▶ _WHAT IS EXPECTED_
Identify the lines that contain the string "ylabel" and copy all of them.

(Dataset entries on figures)
>>>>
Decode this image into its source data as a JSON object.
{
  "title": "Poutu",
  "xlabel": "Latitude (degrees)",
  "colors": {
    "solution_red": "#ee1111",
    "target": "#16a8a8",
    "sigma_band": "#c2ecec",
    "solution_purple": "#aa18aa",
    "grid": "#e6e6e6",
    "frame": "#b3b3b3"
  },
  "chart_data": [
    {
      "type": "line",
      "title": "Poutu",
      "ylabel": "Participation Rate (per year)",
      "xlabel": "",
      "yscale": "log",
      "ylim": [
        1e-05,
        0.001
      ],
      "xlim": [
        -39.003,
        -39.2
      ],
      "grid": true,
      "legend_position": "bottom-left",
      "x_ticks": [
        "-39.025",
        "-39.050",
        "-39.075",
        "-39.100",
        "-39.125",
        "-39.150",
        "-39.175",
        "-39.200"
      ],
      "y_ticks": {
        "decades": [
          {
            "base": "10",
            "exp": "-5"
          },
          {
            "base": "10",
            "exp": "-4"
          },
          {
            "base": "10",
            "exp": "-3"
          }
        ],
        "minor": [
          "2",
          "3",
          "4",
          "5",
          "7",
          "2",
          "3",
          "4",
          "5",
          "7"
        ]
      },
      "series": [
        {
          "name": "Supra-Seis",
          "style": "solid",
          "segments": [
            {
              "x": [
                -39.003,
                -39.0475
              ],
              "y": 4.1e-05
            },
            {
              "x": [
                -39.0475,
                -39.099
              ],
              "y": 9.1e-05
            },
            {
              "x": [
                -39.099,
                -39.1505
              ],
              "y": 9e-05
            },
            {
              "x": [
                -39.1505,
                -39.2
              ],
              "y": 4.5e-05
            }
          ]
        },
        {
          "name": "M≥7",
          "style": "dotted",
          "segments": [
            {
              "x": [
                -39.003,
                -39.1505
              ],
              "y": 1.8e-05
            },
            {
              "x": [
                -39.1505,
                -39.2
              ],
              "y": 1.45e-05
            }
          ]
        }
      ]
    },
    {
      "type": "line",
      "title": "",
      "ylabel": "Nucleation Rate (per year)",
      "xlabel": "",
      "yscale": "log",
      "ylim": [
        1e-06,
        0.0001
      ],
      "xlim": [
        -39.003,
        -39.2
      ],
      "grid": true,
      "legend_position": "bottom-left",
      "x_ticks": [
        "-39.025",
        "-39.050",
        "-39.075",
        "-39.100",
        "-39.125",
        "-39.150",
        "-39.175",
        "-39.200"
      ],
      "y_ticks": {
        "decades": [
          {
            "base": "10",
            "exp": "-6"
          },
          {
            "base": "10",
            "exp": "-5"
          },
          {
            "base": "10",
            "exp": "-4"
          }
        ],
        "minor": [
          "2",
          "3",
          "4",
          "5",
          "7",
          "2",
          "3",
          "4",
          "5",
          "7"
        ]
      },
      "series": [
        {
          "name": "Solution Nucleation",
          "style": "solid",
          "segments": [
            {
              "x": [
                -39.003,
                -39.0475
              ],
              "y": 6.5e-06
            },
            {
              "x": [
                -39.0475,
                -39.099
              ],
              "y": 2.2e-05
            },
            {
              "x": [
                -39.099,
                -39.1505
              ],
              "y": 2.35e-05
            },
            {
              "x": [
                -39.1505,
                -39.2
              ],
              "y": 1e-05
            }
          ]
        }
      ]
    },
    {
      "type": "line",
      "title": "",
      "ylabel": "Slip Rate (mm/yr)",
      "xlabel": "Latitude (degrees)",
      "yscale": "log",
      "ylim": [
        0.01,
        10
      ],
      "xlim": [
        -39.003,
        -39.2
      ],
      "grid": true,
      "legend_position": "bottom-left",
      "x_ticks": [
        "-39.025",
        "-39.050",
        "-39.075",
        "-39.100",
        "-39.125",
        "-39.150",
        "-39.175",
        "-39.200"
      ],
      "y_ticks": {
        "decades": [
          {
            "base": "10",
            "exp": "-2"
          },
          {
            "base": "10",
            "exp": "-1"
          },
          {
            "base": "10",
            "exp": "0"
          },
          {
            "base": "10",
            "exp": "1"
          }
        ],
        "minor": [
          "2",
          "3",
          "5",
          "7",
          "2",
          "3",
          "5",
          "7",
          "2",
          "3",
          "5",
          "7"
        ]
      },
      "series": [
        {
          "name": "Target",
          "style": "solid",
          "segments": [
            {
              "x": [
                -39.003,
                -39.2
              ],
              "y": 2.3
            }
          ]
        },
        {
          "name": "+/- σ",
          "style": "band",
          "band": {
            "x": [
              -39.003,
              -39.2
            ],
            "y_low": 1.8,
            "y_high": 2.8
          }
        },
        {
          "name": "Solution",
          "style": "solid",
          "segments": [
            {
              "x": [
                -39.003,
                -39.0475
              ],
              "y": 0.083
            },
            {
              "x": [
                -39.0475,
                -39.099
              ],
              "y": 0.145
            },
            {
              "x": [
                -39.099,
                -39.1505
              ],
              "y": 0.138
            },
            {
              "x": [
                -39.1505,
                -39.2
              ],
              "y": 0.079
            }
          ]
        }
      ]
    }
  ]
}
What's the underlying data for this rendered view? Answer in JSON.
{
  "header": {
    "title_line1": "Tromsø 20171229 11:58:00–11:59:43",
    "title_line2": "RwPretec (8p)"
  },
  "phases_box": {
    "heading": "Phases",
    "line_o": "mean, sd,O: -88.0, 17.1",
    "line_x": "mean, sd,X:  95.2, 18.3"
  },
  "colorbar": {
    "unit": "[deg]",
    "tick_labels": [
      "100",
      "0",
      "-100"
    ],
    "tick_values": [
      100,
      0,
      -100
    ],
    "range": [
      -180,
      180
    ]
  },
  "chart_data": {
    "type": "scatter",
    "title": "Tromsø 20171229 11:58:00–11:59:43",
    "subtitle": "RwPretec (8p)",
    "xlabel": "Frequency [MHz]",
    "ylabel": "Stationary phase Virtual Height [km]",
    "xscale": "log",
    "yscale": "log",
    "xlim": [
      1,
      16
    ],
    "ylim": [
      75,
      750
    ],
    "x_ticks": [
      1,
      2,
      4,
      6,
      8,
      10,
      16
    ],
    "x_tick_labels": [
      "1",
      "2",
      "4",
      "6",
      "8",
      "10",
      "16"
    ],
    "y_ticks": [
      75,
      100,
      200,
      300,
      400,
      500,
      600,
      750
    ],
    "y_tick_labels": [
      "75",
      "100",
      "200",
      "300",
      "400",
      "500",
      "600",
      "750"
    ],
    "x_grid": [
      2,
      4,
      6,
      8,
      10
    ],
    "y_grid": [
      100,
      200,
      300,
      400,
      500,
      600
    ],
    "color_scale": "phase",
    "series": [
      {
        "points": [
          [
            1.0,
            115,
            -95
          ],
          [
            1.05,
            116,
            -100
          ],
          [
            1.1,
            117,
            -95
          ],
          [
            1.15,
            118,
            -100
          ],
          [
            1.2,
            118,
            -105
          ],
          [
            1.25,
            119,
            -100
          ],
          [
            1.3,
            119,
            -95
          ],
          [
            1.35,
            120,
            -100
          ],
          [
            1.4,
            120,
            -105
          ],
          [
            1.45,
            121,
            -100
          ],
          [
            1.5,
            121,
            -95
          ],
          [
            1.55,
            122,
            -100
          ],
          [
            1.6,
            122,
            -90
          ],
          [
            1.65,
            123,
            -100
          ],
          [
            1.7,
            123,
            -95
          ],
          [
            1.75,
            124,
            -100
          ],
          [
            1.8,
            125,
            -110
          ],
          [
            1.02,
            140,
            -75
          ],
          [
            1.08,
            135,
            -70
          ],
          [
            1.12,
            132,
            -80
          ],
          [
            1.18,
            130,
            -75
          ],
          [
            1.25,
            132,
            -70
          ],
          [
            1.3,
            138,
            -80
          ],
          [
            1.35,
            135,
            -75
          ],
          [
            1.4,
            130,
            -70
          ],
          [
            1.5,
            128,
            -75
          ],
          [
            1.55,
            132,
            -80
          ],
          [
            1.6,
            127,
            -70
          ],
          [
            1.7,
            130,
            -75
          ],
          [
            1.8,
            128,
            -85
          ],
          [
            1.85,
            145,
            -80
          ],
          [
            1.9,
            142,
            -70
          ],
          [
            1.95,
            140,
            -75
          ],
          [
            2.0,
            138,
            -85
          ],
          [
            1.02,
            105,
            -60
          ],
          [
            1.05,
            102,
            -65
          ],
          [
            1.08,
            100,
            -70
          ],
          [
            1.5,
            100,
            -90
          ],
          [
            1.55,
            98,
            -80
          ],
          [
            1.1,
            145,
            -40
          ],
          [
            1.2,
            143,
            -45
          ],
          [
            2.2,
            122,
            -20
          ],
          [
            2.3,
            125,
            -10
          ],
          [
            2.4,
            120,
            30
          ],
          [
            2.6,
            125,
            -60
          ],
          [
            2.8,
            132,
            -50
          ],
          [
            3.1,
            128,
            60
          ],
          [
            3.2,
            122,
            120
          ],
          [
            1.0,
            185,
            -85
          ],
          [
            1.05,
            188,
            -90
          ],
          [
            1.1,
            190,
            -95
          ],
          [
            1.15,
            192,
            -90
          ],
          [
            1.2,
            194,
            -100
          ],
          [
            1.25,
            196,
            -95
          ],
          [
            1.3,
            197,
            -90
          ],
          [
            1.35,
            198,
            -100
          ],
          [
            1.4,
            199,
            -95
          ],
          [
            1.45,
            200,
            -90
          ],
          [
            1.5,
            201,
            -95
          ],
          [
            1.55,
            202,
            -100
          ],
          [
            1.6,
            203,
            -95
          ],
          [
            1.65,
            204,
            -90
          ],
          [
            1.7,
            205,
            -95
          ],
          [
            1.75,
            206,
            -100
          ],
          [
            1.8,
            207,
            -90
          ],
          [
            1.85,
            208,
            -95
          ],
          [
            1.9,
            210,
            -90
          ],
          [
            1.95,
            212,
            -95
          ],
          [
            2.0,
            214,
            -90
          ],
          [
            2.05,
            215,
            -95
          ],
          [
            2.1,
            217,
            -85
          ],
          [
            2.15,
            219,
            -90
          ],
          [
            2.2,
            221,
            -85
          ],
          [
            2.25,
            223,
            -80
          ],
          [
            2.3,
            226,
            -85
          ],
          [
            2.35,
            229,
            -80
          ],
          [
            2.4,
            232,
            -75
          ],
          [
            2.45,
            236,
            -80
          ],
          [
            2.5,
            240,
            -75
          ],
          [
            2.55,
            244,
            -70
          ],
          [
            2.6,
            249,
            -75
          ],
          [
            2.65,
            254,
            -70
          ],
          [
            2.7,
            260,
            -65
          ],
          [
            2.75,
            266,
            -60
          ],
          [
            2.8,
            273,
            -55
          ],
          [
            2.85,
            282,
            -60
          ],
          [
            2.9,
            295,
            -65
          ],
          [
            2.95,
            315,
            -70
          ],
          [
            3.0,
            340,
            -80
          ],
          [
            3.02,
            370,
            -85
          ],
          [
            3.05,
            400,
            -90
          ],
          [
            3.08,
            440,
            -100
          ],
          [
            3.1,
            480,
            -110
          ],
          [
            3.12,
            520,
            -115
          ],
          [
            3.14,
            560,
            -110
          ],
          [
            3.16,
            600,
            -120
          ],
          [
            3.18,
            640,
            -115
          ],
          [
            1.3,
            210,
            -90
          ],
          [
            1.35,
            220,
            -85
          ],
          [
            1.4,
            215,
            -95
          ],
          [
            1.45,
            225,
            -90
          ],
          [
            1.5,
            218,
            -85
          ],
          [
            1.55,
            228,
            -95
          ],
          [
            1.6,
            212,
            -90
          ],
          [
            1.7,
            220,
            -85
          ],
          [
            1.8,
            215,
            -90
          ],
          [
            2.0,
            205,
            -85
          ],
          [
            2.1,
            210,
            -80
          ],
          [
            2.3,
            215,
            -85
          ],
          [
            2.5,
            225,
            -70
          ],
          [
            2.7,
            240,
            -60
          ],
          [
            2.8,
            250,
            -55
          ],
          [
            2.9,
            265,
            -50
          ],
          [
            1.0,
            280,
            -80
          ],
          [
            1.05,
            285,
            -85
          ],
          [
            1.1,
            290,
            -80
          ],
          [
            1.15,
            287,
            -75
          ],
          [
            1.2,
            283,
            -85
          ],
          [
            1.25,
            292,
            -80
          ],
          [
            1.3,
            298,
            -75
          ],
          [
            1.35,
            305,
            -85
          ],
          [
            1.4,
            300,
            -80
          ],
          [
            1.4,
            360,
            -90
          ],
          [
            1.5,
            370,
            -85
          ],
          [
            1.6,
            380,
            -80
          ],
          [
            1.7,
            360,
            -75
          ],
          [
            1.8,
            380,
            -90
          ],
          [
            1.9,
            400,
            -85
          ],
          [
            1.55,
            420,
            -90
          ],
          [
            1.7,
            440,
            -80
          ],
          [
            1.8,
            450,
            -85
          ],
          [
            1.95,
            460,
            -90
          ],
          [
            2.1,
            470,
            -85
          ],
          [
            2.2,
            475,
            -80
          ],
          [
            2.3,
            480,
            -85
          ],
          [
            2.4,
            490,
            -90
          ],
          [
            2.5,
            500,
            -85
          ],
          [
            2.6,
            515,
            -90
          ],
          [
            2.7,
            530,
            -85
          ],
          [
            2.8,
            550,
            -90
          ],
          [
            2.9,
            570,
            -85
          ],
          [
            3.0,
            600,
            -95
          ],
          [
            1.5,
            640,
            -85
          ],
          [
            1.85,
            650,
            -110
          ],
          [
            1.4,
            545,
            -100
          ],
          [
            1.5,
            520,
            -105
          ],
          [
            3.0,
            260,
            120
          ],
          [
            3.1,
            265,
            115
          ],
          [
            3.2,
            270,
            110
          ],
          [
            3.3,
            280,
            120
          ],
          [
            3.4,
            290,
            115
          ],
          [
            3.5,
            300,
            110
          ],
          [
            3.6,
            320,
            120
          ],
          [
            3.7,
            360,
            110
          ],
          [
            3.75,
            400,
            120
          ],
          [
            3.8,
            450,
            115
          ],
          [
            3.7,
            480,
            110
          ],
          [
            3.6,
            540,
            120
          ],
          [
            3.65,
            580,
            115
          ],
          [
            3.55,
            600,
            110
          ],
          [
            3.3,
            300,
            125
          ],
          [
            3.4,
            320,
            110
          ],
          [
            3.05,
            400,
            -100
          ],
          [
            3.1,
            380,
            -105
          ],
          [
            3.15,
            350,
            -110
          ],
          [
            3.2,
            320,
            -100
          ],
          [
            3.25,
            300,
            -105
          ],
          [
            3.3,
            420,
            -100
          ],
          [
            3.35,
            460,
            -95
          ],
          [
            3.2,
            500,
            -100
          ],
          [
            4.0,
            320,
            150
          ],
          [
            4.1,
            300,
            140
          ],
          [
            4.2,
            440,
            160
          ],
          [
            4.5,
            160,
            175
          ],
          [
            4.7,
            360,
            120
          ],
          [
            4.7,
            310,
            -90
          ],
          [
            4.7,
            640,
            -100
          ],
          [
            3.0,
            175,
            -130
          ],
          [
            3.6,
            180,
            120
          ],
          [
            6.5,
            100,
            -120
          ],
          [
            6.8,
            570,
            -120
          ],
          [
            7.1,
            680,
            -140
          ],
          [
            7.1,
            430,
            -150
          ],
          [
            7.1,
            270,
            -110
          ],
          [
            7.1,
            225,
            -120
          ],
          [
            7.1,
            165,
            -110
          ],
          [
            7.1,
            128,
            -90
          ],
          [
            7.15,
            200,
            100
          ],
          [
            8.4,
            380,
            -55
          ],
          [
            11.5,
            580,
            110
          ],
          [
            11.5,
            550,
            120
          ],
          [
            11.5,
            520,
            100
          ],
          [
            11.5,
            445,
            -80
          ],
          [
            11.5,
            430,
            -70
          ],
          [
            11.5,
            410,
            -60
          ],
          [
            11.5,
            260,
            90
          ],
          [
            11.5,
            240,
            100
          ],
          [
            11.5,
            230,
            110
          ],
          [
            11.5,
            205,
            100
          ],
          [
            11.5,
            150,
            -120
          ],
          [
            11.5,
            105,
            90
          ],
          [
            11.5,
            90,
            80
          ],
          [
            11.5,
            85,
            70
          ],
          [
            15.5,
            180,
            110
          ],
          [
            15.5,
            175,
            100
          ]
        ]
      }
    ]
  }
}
<<<<
▶ _EXERCISE SOLUTION_
      "ylabel": "Participation Rate (per year)",
      "ylabel": "Nucleation Rate (per year)",
      "ylabel": "Slip Rate (mm/yr)",
    "ylabel": "Stationary phase Virtual Height [km]",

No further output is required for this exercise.